Copy out the lines that have "在平面直角坐标系" in them.

■ Stored records ■

○ ○ ○ ○ ○ ○ ○

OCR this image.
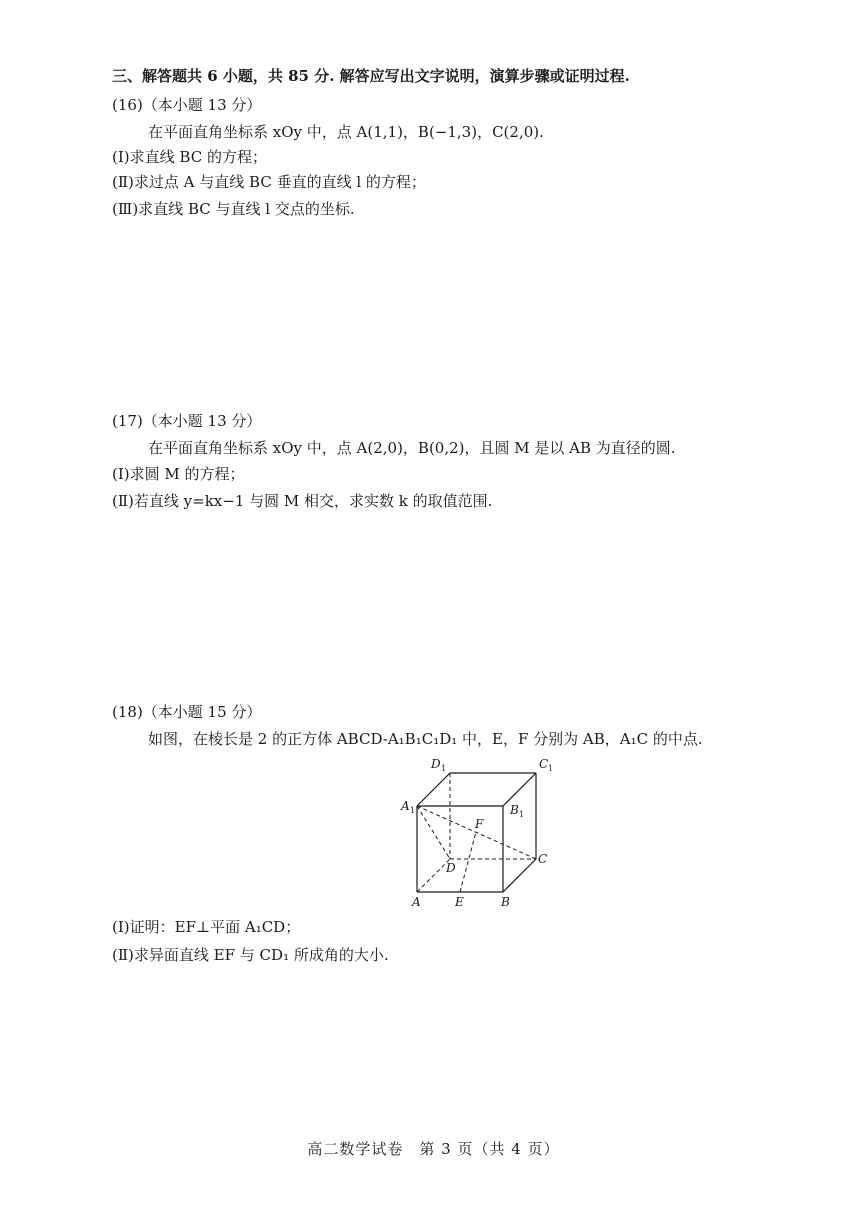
三、解答题共 6 小题，共 85 分. 解答应写出文字说明，演算步骤或证明过程.
(16)（本小题 13 分）
在平面直角坐标系 xOy 中，点 A(1,1)，B(−1,3)，C(2,0).
(Ⅰ)求直线 BC 的方程；
(Ⅱ)求过点 A 与直线 BC 垂直的直线 l 的方程；
(Ⅲ)求直线 BC 与直线 l 交点的坐标.
(17)（本小题 13 分）
在平面直角坐标系 xOy 中，点 A(2,0)，B(0,2)，且圆 M 是以 AB 为直径的圆.
(Ⅰ)求圆 M 的方程；
(Ⅱ)若直线 y=kx−1 与圆 M 相交，求实数 k 的取值范围.
(18)（本小题 15 分）
如图，在棱长是 2 的正方体 ABCD-A₁B₁C₁D₁ 中，E，F 分别为 AB，A₁C 的中点.
D 1	C 1
A 1	B 1
F
D
C
A	E	B
(Ⅰ)证明：EF⊥平面 A₁CD；
(Ⅱ)求异面直线 EF 与 CD₁ 所成角的大小.
高二数学试卷　第 3 页（共 4 页）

○ ○ ○ ○ ○ ○ ○

■ Answer to this exercise ■
在平面直角坐标系 xOy 中，点 A(1,1)，B(−1,3)，C(2,0).
在平面直角坐标系 xOy 中，点 A(2,0)，B(0,2)，且圆 M 是以 AB 为直径的圆.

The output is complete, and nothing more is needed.